### Given records
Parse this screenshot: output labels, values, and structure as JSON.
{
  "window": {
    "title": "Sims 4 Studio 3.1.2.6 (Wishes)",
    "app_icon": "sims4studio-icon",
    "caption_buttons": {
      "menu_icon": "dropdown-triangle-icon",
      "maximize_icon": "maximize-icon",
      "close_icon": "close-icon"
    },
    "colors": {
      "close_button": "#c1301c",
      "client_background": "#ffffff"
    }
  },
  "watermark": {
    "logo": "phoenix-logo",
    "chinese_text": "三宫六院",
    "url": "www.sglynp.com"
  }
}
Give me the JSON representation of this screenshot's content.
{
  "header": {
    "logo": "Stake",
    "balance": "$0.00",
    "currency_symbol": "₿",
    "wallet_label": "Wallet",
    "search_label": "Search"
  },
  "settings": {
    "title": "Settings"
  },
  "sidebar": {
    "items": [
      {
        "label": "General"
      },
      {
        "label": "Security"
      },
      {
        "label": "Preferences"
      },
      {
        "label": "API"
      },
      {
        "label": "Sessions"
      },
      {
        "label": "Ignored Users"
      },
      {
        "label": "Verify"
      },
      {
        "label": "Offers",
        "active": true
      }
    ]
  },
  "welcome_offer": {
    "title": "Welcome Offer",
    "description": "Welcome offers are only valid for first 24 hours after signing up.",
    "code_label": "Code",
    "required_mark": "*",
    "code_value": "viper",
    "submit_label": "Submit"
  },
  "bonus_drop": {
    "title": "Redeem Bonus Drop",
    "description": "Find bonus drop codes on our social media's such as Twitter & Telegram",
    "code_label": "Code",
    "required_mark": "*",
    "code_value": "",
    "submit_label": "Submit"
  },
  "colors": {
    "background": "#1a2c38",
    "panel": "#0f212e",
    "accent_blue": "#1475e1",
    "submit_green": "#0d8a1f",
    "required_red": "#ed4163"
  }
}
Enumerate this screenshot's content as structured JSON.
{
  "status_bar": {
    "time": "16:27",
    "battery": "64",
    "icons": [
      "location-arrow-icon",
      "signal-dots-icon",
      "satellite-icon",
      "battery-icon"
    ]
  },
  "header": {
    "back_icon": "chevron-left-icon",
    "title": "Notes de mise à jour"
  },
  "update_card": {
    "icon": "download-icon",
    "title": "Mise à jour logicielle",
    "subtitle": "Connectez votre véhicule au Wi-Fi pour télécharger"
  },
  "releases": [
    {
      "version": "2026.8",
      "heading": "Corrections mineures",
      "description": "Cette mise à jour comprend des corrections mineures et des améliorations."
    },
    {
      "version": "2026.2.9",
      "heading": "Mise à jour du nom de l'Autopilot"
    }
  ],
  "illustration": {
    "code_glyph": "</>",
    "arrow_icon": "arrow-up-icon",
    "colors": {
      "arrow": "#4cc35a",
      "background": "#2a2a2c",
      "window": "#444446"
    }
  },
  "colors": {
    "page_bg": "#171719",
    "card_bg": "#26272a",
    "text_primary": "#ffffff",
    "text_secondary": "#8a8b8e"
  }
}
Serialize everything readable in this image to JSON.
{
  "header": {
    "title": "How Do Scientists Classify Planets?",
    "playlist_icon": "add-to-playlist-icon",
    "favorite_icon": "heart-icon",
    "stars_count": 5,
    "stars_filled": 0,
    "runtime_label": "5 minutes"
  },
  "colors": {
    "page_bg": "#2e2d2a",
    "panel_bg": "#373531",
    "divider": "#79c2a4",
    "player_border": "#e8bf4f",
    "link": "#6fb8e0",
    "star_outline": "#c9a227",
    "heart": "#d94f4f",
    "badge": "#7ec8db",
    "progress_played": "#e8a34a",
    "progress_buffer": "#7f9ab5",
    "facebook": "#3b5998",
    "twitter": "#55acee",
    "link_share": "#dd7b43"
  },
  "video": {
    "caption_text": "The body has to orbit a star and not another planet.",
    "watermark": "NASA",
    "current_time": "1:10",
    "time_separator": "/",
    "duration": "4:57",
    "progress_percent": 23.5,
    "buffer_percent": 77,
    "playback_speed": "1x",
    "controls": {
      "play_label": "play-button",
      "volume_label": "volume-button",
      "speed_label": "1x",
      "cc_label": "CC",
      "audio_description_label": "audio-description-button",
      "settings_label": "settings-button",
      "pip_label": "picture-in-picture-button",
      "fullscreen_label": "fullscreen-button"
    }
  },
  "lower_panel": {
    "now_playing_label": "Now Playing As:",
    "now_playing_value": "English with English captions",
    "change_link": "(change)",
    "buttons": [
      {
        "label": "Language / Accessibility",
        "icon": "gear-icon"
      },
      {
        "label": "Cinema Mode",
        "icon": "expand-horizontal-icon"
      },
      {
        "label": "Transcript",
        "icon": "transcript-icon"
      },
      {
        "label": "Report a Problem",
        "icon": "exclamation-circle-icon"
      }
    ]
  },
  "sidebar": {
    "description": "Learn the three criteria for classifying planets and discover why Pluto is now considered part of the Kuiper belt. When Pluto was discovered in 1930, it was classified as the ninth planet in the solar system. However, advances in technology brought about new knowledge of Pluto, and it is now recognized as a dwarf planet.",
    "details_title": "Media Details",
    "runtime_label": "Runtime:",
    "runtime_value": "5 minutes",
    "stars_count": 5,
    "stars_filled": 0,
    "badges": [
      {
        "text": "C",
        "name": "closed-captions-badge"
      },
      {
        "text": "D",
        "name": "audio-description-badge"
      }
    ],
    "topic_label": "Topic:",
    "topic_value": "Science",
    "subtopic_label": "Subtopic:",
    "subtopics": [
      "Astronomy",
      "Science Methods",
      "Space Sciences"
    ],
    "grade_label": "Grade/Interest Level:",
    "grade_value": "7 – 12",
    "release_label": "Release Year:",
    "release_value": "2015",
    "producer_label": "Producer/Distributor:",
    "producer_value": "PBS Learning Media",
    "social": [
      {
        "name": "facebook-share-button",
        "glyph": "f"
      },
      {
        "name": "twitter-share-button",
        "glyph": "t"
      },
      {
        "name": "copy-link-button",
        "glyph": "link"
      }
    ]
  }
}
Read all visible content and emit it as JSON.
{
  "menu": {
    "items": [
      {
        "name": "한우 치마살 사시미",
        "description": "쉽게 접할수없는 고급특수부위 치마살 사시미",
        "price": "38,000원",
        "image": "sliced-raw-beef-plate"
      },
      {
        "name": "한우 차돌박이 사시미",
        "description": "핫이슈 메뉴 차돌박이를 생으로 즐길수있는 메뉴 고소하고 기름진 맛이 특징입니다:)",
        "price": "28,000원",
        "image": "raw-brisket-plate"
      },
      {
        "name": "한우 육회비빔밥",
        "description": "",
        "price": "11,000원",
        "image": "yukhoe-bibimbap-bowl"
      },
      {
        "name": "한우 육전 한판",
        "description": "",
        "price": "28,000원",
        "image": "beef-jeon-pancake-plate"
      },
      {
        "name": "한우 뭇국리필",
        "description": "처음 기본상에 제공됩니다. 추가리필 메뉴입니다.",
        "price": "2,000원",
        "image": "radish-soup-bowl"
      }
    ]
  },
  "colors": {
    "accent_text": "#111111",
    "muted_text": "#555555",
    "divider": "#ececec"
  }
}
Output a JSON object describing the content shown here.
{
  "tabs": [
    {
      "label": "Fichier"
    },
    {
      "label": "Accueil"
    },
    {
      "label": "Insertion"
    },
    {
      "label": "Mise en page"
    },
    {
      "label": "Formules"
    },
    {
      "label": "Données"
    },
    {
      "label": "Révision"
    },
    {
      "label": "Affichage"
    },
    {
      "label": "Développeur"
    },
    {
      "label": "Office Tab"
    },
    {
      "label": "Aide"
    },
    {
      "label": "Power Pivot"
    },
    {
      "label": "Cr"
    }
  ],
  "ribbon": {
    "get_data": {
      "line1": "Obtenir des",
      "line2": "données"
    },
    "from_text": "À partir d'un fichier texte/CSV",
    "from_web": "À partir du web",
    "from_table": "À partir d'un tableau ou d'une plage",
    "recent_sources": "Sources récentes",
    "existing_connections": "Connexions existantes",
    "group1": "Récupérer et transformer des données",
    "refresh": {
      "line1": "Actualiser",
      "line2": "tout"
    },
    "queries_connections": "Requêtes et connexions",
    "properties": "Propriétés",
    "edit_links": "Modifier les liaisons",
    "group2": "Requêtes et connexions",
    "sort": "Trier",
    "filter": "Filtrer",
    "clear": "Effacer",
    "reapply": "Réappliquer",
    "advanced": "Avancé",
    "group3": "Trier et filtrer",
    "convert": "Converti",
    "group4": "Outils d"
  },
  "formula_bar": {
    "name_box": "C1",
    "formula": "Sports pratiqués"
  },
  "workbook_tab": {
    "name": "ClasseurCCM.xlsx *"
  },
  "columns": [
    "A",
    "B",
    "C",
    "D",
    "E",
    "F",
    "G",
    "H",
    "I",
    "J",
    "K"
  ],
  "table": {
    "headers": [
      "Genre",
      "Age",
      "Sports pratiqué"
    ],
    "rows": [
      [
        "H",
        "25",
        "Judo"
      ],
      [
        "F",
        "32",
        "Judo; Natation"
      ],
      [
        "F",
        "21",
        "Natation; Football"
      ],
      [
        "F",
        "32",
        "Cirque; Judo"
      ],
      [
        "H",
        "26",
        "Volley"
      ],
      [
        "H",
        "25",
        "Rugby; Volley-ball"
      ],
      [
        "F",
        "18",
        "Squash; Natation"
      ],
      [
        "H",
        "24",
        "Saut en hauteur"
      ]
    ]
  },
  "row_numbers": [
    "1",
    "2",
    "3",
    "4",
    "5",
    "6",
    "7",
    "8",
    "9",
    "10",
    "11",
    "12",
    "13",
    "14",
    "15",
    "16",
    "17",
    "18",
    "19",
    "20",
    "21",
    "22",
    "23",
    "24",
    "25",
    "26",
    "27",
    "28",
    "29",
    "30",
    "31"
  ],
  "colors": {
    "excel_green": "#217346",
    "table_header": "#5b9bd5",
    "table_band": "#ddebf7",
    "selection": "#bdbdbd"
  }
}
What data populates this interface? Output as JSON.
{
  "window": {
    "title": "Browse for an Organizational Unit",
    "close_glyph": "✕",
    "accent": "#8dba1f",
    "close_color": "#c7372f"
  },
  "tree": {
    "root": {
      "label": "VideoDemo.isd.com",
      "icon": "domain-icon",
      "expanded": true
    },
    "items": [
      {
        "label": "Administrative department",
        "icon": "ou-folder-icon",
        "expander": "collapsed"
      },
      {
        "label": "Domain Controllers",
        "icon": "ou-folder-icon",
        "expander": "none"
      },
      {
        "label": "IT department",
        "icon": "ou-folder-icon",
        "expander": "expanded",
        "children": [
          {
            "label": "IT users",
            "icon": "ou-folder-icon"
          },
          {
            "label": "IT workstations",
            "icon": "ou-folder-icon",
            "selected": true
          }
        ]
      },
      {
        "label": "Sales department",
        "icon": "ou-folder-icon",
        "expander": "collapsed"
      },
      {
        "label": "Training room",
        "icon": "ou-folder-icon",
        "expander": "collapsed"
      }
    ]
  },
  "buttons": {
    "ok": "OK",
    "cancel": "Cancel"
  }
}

### Task brief
Report how many lines in the records hold the word "jour", giving the number and nothing else.

### Task answer
4